▶ [EXERCISE]: Report the total number of lines that include the string "from", without any other text.

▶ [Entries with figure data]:
***

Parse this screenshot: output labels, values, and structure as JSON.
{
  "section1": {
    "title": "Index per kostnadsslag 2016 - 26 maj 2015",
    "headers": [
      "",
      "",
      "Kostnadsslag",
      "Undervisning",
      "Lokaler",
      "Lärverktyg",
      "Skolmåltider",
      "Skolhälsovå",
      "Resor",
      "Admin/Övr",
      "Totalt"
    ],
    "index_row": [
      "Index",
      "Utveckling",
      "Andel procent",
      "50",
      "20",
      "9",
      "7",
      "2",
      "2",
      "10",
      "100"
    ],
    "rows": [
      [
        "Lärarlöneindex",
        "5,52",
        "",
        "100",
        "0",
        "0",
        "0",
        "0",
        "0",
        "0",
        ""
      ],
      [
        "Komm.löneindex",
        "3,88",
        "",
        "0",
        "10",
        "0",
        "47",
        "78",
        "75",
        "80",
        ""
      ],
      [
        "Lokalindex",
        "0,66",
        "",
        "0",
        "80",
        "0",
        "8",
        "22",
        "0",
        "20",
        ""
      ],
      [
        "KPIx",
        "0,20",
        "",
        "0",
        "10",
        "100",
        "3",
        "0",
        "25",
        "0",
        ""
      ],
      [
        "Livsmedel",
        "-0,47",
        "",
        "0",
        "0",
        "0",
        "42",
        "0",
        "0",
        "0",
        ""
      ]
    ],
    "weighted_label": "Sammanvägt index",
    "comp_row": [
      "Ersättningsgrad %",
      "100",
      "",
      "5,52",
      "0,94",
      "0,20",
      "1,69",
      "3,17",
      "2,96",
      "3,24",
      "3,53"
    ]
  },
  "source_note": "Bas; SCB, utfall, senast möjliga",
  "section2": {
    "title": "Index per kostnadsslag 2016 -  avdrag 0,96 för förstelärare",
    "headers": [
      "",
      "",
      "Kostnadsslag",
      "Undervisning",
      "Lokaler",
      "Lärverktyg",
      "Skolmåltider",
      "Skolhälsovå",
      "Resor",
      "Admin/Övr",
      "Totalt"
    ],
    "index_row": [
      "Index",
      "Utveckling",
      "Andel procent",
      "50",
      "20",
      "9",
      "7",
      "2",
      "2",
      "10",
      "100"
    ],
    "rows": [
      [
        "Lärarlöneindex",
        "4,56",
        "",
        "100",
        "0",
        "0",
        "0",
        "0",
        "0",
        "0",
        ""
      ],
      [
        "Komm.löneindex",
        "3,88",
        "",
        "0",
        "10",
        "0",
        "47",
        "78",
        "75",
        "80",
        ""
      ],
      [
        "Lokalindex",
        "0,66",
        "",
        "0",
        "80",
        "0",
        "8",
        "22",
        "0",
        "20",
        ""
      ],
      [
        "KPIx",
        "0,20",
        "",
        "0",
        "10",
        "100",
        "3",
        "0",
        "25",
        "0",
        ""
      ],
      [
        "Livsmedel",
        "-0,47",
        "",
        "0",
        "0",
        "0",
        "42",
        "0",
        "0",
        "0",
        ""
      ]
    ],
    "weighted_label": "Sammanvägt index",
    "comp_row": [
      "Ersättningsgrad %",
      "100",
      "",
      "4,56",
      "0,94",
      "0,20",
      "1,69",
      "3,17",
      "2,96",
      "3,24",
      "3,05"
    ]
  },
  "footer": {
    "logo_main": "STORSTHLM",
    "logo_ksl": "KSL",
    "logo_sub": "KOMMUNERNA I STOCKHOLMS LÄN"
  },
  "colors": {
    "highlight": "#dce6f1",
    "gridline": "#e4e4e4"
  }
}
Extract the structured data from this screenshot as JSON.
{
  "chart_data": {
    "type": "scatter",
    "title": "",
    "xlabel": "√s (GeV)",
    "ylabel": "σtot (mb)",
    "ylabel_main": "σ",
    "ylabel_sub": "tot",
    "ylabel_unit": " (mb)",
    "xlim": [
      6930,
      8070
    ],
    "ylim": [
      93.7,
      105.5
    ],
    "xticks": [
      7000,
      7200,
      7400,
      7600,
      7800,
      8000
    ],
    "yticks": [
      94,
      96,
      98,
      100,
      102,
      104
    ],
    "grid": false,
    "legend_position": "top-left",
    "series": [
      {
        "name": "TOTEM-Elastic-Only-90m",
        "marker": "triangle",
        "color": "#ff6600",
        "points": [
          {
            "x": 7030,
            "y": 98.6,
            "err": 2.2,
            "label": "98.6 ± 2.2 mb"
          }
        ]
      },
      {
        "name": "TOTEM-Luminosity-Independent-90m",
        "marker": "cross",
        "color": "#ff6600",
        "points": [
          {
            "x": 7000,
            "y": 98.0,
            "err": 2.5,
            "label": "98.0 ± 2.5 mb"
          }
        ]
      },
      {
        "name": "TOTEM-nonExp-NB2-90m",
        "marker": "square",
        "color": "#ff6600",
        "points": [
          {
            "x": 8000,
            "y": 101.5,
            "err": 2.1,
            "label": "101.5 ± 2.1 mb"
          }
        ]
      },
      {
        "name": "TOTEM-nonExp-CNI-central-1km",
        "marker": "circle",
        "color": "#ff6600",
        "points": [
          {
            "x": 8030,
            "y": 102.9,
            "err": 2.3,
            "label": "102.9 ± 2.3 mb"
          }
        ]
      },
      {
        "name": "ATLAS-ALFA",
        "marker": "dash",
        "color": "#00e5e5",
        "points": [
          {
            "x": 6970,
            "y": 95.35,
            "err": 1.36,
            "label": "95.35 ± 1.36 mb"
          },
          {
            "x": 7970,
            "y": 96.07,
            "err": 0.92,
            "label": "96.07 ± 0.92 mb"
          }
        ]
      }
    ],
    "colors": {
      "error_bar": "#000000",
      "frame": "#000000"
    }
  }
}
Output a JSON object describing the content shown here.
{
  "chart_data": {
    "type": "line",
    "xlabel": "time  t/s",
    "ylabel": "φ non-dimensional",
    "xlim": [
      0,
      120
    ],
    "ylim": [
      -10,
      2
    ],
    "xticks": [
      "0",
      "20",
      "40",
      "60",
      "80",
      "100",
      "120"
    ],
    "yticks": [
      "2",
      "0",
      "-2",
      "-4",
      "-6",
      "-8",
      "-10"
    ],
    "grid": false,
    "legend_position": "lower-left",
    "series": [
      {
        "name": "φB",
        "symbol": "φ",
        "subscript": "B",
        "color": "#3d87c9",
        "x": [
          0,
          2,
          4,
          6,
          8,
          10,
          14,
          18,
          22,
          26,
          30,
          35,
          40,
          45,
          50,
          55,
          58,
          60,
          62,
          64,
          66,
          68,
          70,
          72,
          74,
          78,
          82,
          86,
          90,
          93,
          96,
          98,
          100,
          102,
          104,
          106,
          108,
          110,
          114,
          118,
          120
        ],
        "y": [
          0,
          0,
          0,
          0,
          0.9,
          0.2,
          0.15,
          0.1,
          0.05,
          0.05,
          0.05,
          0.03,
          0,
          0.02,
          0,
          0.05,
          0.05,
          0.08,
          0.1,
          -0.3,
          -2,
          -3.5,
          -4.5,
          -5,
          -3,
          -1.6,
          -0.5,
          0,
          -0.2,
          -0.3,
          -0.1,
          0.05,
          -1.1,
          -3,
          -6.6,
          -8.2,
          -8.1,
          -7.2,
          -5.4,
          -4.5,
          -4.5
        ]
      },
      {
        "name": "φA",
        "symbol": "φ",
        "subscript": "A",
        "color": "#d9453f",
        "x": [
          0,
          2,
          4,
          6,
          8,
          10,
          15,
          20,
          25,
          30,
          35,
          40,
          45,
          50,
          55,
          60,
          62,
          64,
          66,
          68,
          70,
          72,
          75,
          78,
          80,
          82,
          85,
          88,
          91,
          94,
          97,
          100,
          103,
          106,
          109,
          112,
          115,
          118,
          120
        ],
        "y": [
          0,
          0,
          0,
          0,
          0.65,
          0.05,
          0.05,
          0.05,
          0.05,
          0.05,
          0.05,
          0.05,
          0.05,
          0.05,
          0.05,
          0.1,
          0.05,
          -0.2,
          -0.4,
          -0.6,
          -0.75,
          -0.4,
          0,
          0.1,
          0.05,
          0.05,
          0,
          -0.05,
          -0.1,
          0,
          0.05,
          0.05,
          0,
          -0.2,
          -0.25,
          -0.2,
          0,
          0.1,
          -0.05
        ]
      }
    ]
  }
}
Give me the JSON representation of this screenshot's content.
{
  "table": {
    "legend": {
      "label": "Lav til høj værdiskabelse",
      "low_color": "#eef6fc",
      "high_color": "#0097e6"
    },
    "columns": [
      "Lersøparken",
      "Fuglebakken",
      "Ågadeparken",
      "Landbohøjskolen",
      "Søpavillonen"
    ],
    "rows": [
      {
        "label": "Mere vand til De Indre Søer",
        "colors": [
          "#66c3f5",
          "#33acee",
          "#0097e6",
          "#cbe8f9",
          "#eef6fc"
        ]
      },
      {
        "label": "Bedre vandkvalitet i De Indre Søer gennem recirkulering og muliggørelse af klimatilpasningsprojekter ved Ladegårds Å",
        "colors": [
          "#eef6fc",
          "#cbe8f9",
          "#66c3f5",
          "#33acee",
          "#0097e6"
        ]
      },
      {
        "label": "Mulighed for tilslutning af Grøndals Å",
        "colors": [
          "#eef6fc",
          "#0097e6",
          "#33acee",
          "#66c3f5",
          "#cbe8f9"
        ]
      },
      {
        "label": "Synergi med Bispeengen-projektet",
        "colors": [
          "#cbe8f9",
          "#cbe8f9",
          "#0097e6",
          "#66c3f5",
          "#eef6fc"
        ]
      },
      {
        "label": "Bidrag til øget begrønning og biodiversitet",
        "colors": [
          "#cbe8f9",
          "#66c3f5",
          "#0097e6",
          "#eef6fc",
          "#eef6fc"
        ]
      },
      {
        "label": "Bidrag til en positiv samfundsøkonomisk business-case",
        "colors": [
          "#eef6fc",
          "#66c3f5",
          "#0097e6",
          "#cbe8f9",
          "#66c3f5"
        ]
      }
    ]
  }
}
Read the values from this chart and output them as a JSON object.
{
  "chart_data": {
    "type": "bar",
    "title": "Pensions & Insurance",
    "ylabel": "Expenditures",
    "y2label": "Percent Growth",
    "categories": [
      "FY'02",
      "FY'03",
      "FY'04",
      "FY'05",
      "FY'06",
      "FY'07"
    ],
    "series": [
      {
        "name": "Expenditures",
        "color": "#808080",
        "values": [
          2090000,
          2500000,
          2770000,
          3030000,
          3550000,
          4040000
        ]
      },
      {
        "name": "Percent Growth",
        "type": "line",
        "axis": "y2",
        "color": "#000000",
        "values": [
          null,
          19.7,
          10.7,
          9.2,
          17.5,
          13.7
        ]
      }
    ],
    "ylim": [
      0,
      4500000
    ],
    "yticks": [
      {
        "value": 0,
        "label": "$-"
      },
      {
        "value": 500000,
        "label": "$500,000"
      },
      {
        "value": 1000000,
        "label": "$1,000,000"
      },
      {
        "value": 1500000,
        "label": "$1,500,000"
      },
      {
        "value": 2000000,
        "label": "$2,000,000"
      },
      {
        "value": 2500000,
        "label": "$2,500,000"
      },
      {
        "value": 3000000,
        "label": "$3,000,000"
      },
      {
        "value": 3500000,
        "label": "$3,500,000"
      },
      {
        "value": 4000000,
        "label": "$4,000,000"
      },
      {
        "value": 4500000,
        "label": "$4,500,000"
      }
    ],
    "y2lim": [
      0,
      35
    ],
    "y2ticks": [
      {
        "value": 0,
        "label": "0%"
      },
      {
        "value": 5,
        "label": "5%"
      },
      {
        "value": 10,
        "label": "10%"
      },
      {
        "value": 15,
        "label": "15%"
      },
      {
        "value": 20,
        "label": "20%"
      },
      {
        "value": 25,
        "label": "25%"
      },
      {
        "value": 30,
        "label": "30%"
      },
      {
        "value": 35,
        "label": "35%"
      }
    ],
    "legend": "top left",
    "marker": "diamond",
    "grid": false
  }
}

***

▶ [RESPONSE FOR THIS EXERCISE]: 2